Collected data entries
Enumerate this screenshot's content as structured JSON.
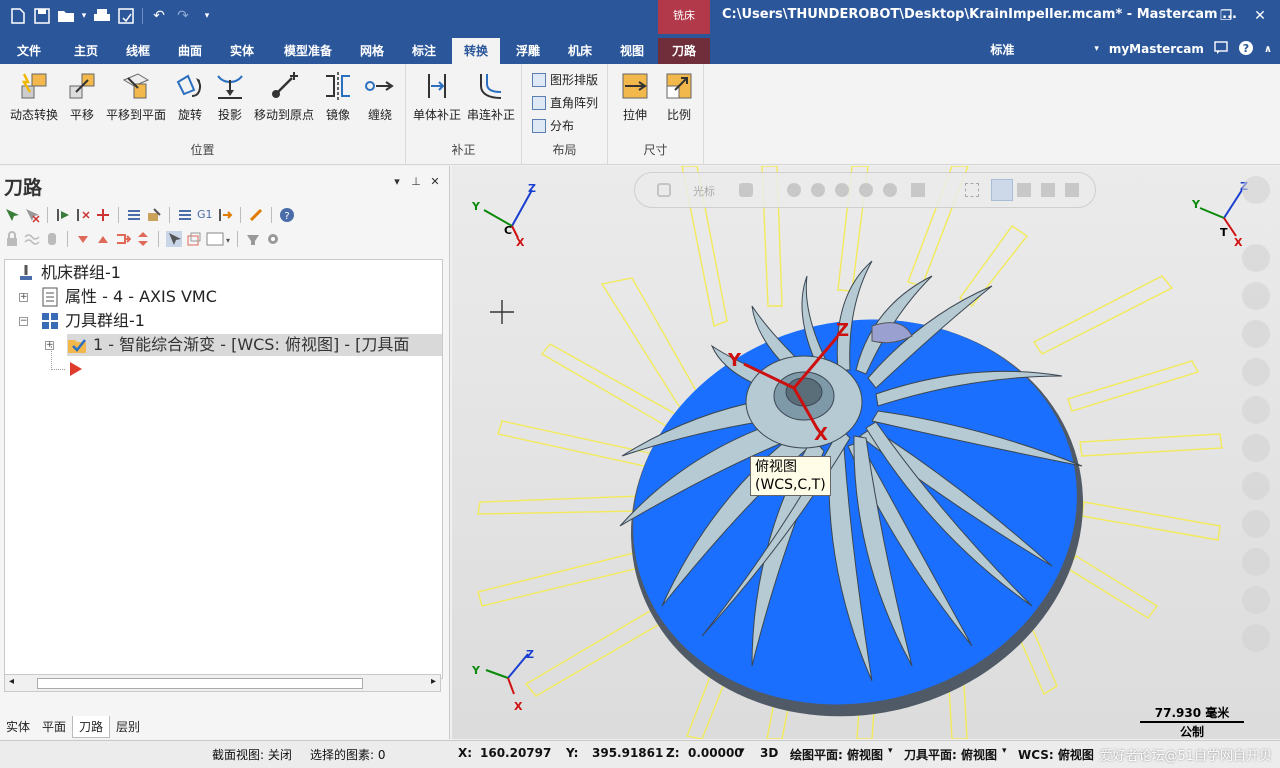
{
  "app": {
    "window_title": "C:\\Users\\THUNDEROBOT\\Desktop\\KrainImpeller.mcam* - Mastercam ...",
    "context_tab_group": "铣床"
  },
  "ribbon_tabs": [
    {
      "label": "文件"
    },
    {
      "label": "主页"
    },
    {
      "label": "线框"
    },
    {
      "label": "曲面"
    },
    {
      "label": "实体"
    },
    {
      "label": "模型准备"
    },
    {
      "label": "网格"
    },
    {
      "label": "标注"
    },
    {
      "label": "转换"
    },
    {
      "label": "浮雕"
    },
    {
      "label": "机床"
    },
    {
      "label": "视图"
    },
    {
      "label": "刀路"
    }
  ],
  "right_tabs": {
    "standard": "标准",
    "mymastercam": "myMastercam"
  },
  "ribbon": {
    "groups": {
      "position": "位置",
      "compensate": "补正",
      "layout": "布局",
      "size": "尺寸"
    },
    "buttons": {
      "dynamic": "动态转换",
      "translate": "平移",
      "translate_plane": "平移到平面",
      "rotate": "旋转",
      "project": "投影",
      "move_origin": "移动到原点",
      "mirror": "镜像",
      "wrap": "缠绕",
      "single_offset": "单体补正",
      "chain_offset": "串连补正",
      "nesting": "图形排版",
      "rect_array": "直角阵列",
      "distribute": "分布",
      "stretch": "拉伸",
      "scale": "比例"
    }
  },
  "panel": {
    "title": "刀路",
    "tree": [
      {
        "label": "机床群组-1"
      },
      {
        "label": "属性 - 4 - AXIS VMC"
      },
      {
        "label": "刀具群组-1"
      },
      {
        "label": "1 - 智能综合渐变 - [WCS: 俯视图] - [刀具面"
      }
    ],
    "bottom_tabs": [
      "实体",
      "平面",
      "刀路",
      "层别"
    ]
  },
  "viewport": {
    "toolbar_label": "光标",
    "tooltip_line1": "俯视图",
    "tooltip_line2": "(WCS,C,T)",
    "scale_value": "77.930 毫米",
    "scale_unit": "公制",
    "axis_labels": {
      "x": "X",
      "y": "Y",
      "z": "Z",
      "c": "C",
      "t": "T"
    },
    "colors": {
      "impeller_base": "#1a6fff",
      "blade": "#b4c8d2",
      "edge": "#ffff66"
    }
  },
  "status": {
    "section_view": "截面视图: 关闭",
    "selected": "选择的图素: 0",
    "x_label": "X:",
    "x_value": "160.20797",
    "y_label": "Y:",
    "y_value": "395.91861",
    "z_label": "Z:",
    "z_value": "0.00000",
    "mode": "3D",
    "cplane": "绘图平面: 俯视图",
    "tplane": "刀具平面: 俯视图",
    "wcs": "WCS: 俯视图",
    "watermark": "爱好者论坛@51自学网自开贝"
  }
}
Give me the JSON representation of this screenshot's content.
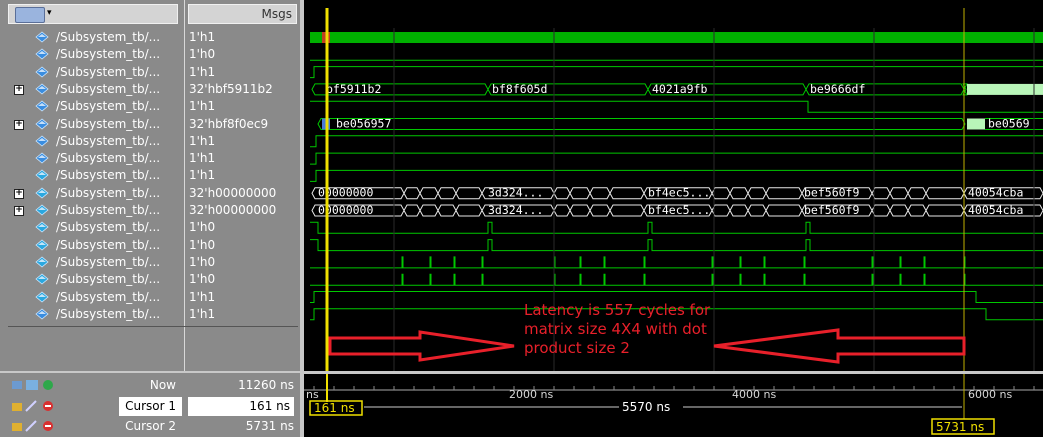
{
  "toolbar": {
    "values_header": "Msgs"
  },
  "signals": [
    {
      "name": "/Subsystem_tb/...",
      "value": "1'h1",
      "expandable": false,
      "icon": "signal-diamond-icon"
    },
    {
      "name": "/Subsystem_tb/...",
      "value": "1'h0",
      "expandable": false,
      "icon": "signal-diamond-icon"
    },
    {
      "name": "/Subsystem_tb/...",
      "value": "1'h1",
      "expandable": false,
      "icon": "signal-diamond-icon"
    },
    {
      "name": "/Subsystem_tb/...",
      "value": "32'hbf5911b2",
      "expandable": true,
      "icon": "signal-diamond-icon"
    },
    {
      "name": "/Subsystem_tb/...",
      "value": "1'h1",
      "expandable": false,
      "icon": "signal-diamond-icon"
    },
    {
      "name": "/Subsystem_tb/...",
      "value": "32'hbf8f0ec9",
      "expandable": true,
      "icon": "signal-diamond-icon"
    },
    {
      "name": "/Subsystem_tb/...",
      "value": "1'h1",
      "expandable": false,
      "icon": "signal-diamond-icon"
    },
    {
      "name": "/Subsystem_tb/...",
      "value": "1'h1",
      "expandable": false,
      "icon": "signal-diamond-icon"
    },
    {
      "name": "/Subsystem_tb/...",
      "value": "1'h1",
      "expandable": false,
      "icon": "signal-diamond-output-icon"
    },
    {
      "name": "/Subsystem_tb/...",
      "value": "32'h00000000",
      "expandable": true,
      "icon": "signal-diamond-output-icon"
    },
    {
      "name": "/Subsystem_tb/...",
      "value": "32'h00000000",
      "expandable": true,
      "icon": "signal-diamond-output-icon"
    },
    {
      "name": "/Subsystem_tb/...",
      "value": "1'h0",
      "expandable": false,
      "icon": "signal-diamond-output-icon"
    },
    {
      "name": "/Subsystem_tb/...",
      "value": "1'h0",
      "expandable": false,
      "icon": "signal-diamond-output-icon"
    },
    {
      "name": "/Subsystem_tb/...",
      "value": "1'h0",
      "expandable": false,
      "icon": "signal-diamond-output-icon"
    },
    {
      "name": "/Subsystem_tb/...",
      "value": "1'h0",
      "expandable": false,
      "icon": "signal-diamond-output-icon"
    },
    {
      "name": "/Subsystem_tb/...",
      "value": "1'h1",
      "expandable": false,
      "icon": "signal-diamond-output-icon"
    },
    {
      "name": "/Subsystem_tb/...",
      "value": "1'h1",
      "expandable": false,
      "icon": "signal-diamond-icon"
    }
  ],
  "bus_labels": {
    "row3": [
      "bf5911b2",
      "bf8f605d",
      "4021a9fb",
      "be9666df"
    ],
    "row5": [
      "be056957",
      "be0569"
    ],
    "row9": [
      "00000000",
      "3d324...",
      "bf4ec5...",
      "bef560f9",
      "40054cba"
    ],
    "row10": [
      "00000000",
      "3d324...",
      "bf4ec5...",
      "bef560f9",
      "40054cba"
    ]
  },
  "bottom": {
    "now_label": "Now",
    "now_value": "11260 ns",
    "cursor1_label": "Cursor 1",
    "cursor1_value": "161 ns",
    "cursor2_label": "Cursor 2",
    "cursor2_value": "5731 ns"
  },
  "timeline": {
    "ticks": [
      "ns",
      "2000 ns",
      "4000 ns",
      "6000 ns"
    ],
    "cursor1_tag": "161 ns",
    "cursor2_tag": "5731 ns",
    "delta": "5570 ns"
  },
  "annotation": {
    "lines": [
      "Latency is 557 cycles for",
      "matrix size 4X4 with dot",
      "product size 2"
    ]
  },
  "colors": {
    "wave_green": "#00c800",
    "bus_fill": "#b8f5b8",
    "cursor_yellow": "#f0e000",
    "annotation_red": "#e8202a"
  }
}
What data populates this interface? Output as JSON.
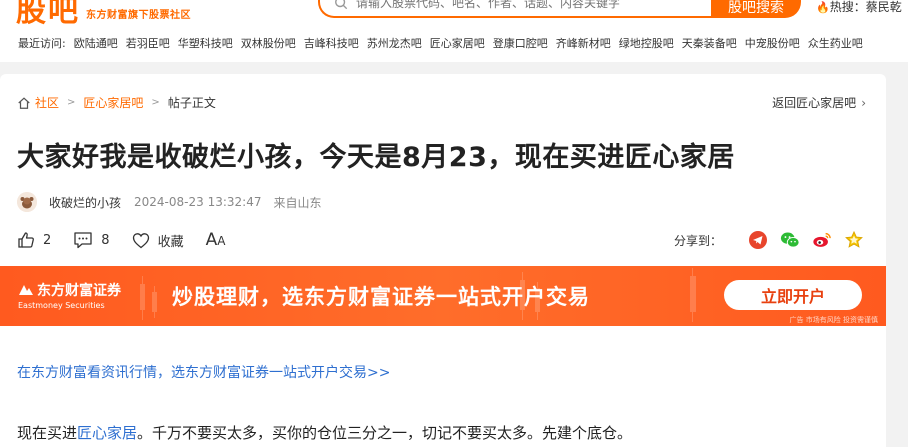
{
  "header": {
    "logo_text": "股吧",
    "logo_sub": "东方财富旗下股票社区",
    "search_placeholder": "请输入股票代码、吧名、作者、话题、内容关键字",
    "search_button": "股吧搜索",
    "hot_label": "热搜：",
    "hot_text": "蔡民乾"
  },
  "recent": {
    "label": "最近访问:",
    "links": [
      "欧陆通吧",
      "若羽臣吧",
      "华塑科技吧",
      "双林股份吧",
      "吉峰科技吧",
      "苏州龙杰吧",
      "匠心家居吧",
      "登康口腔吧",
      "齐峰新材吧",
      "绿地控股吧",
      "天秦装备吧",
      "中宠股份吧",
      "众生药业吧"
    ]
  },
  "breadcrumb": {
    "items": [
      "社区",
      "匠心家居吧",
      "帖子正文"
    ]
  },
  "back_link": "返回匠心家居吧",
  "post": {
    "title": "大家好我是收破烂小孩，今天是8月23，现在买进匠心家居",
    "author": "收破烂的小孩",
    "time": "2024-08-23 13:32:47",
    "location": "来自山东",
    "likes": "2",
    "comments": "8",
    "collect_label": "收藏",
    "font_big": "A",
    "font_small": "A"
  },
  "share": {
    "label": "分享到：",
    "icons": [
      "telegram-share-icon",
      "wechat-share-icon",
      "weibo-share-icon",
      "favorite-star-icon"
    ]
  },
  "banner": {
    "logo_cn": "东方财富证券",
    "logo_en": "Eastmoney Securities",
    "text": "炒股理财，选东方财富证券一站式开户交易",
    "button": "立即开户",
    "note": "广告 市场有风险 投资需谨慎"
  },
  "promo_link": "在东方财富看资讯行情，选东方财富证券一站式开户交易>>",
  "content": {
    "prefix": "现在买进",
    "link": "匠心家居",
    "suffix": "。千万不要买太多，买你的仓位三分之一，切记不要买太多。先建个底仓。"
  },
  "colors": {
    "accent": "#ff6a00",
    "link": "#2e6fd0",
    "banner": "#ff5a1f"
  }
}
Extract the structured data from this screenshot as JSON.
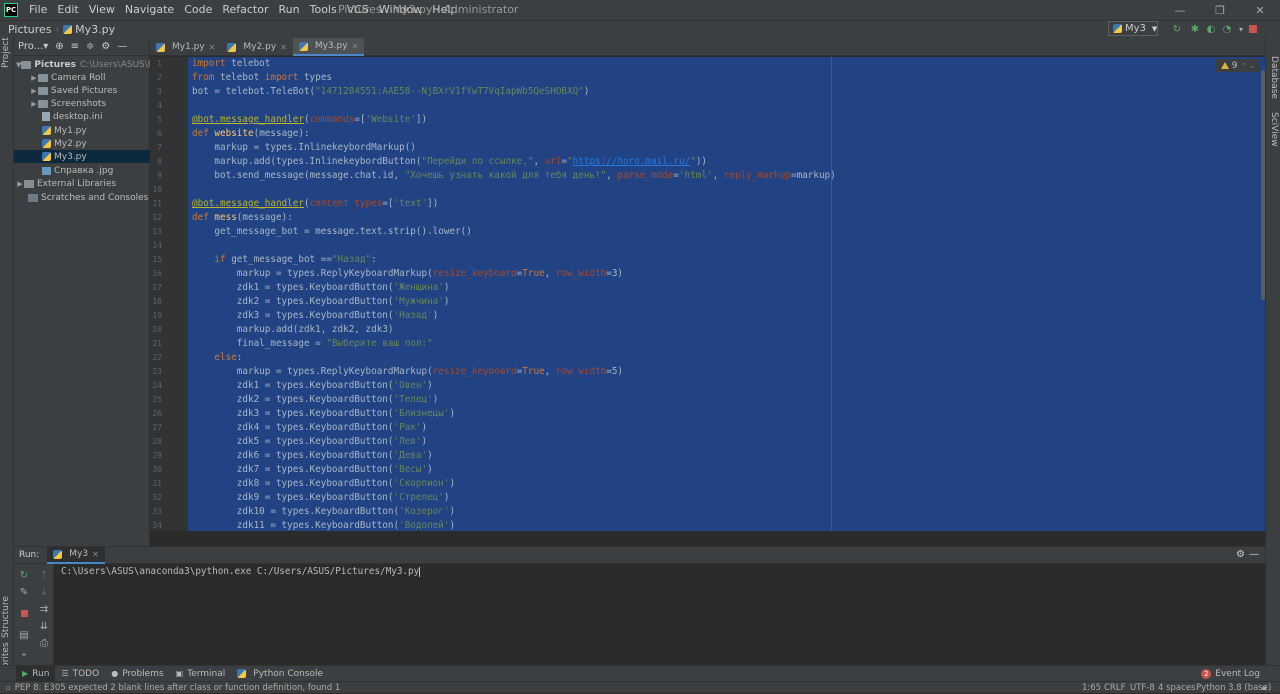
{
  "menubar": {
    "items": [
      "File",
      "Edit",
      "View",
      "Navigate",
      "Code",
      "Refactor",
      "Run",
      "Tools",
      "VCS",
      "Window",
      "Help"
    ],
    "window_title": "Pictures - My3.py - Administrator",
    "logo_text": "PC"
  },
  "navbar": {
    "crumbs": [
      "Pictures",
      "My3.py"
    ],
    "run_config": "My3"
  },
  "left_strip": {
    "project_label": "Project",
    "structure_label": "Structure",
    "favorites_label": "Favorites"
  },
  "right_strip": {
    "database_label": "Database",
    "sciview_label": "SciView"
  },
  "project": {
    "header_label": "Pro...▾",
    "tree": [
      {
        "label": "Pictures",
        "path": "C:\\Users\\ASUS\\Pictu",
        "kind": "folder",
        "expanded": true,
        "depth": 0
      },
      {
        "label": "Camera Roll",
        "kind": "folder",
        "depth": 1
      },
      {
        "label": "Saved Pictures",
        "kind": "folder",
        "depth": 1
      },
      {
        "label": "Screenshots",
        "kind": "folder",
        "depth": 1
      },
      {
        "label": "desktop.ini",
        "kind": "file",
        "depth": 1
      },
      {
        "label": "My1.py",
        "kind": "py",
        "depth": 1
      },
      {
        "label": "My2.py",
        "kind": "py",
        "depth": 1
      },
      {
        "label": "My3.py",
        "kind": "py",
        "depth": 1,
        "selected": true
      },
      {
        "label": "Справка .jpg",
        "kind": "img",
        "depth": 1
      },
      {
        "label": "External Libraries",
        "kind": "lib",
        "depth": 0
      },
      {
        "label": "Scratches and Consoles",
        "kind": "lib",
        "depth": 0
      }
    ]
  },
  "tabs": [
    {
      "label": "My1.py",
      "active": false
    },
    {
      "label": "My2.py",
      "active": false
    },
    {
      "label": "My3.py",
      "active": true
    }
  ],
  "editor": {
    "warning_count": "9",
    "lines": [
      "import telebot",
      "from telebot import types",
      "bot = telebot.TeleBot(\"1471284551:AAE58--NjBXrV1fYwT7VqIapWb5QeSHOBXQ\")",
      "",
      "@bot.message_handler(commands=['Website'])",
      "def website(message):",
      "    markup = types.InlinekeybordMarkup()",
      "    markup.add(types.InlinekeybordButton(\"Перейди по ссылке,\", url=\"https://horo.mail.ru/\"))",
      "    bot.send_message(message.chat.id, \"Хочешь узнать какой для тебя день!\", parse_mode='html', reply_markup=markup)",
      "",
      "@bot.message_handler(content_types=['text'])",
      "def mess(message):",
      "    get_message_bot = message.text.strip().lower()",
      "",
      "    if get_message_bot ==\"Назад\":",
      "        markup = types.ReplyKeyboardMarkup(resize_keyboard=True, row_width=3)",
      "        zdk1 = types.KeyboardButton('Женщина')",
      "        zdk2 = types.KeyboardButton('Мужчина')",
      "        zdk3 = types.KeyboardButton('Назад')",
      "        markup.add(zdk1, zdk2, zdk3)",
      "        final_message = \"Выберите ваш пол:\"",
      "    else:",
      "        markup = types.ReplyKeyboardMarkup(resize_keyboard=True, row_width=5)",
      "        zdk1 = types.KeyboardButton('Овен')",
      "        zdk2 = types.KeyboardButton('Телец')",
      "        zdk3 = types.KeyboardButton('Близнецы')",
      "        zdk4 = types.KeyboardButton('Рак')",
      "        zdk5 = types.KeyboardButton('Лев')",
      "        zdk6 = types.KeyboardButton('Дева')",
      "        zdk7 = types.KeyboardButton('Весы')",
      "        zdk8 = types.KeyboardButton('Скорпион')",
      "        zdk9 = types.KeyboardButton('Стрелец')",
      "        zdk10 = types.KeyboardButton('Козерог')",
      "        zdk11 = types.KeyboardButton('Водолей')"
    ]
  },
  "run": {
    "label": "Run:",
    "tab": "My3",
    "command": "C:\\Users\\ASUS\\anaconda3\\python.exe C:/Users/ASUS/Pictures/My3.py"
  },
  "bottom_tabs": [
    "Run",
    "TODO",
    "Problems",
    "Terminal",
    "Python Console"
  ],
  "event_log": {
    "label": "Event Log",
    "count": "2"
  },
  "status": {
    "message": "PEP 8: E305 expected 2 blank lines after class or function definition, found 1",
    "position": "1:65",
    "line_sep": "CRLF",
    "encoding": "UTF-8",
    "indent": "4 spaces",
    "interpreter": "Python 3.8 (base)"
  },
  "colors": {
    "accent": "#4a88c7",
    "selection": "#214283",
    "bg": "#2b2b2b",
    "panel": "#3c3f41"
  }
}
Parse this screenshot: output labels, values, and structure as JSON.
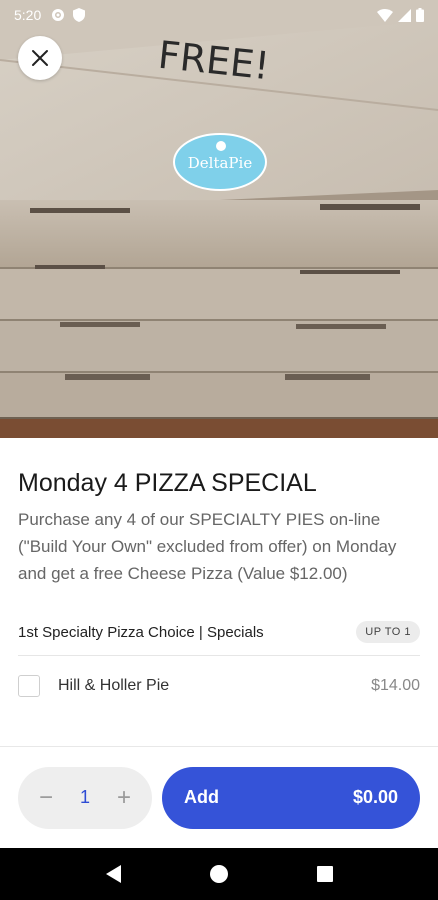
{
  "status_bar": {
    "time": "5:20",
    "icons": [
      "gear-icon",
      "shield-icon",
      "wifi-icon",
      "cell-signal-icon",
      "battery-icon"
    ]
  },
  "hero": {
    "description_icons": [
      "close-icon"
    ],
    "box_text": "FREE!",
    "logo_text": "DeltaPie"
  },
  "item": {
    "title": "Monday 4 PIZZA SPECIAL",
    "description": "Purchase any 4 of our SPECIALTY PIES on-line (\"Build Your Own\" excluded from offer) on Monday and get a free Cheese Pizza (Value $12.00)"
  },
  "option_group": {
    "title": "1st Specialty Pizza Choice | Specials",
    "badge": "UP TO 1",
    "options": [
      {
        "label": "Hill & Holler Pie",
        "price": "$14.00",
        "checked": false
      }
    ]
  },
  "cart": {
    "quantity": "1",
    "minus": "−",
    "plus": "+",
    "add_label": "Add",
    "total": "$0.00"
  },
  "colors": {
    "accent": "#3553d8",
    "quantity_text": "#2d4bd4"
  }
}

◆ WHAT IS EXPECTED ◆
Count the lines that include the word "structured" and state the result as a bare number.

◆ FULL OUTPUT ◆
2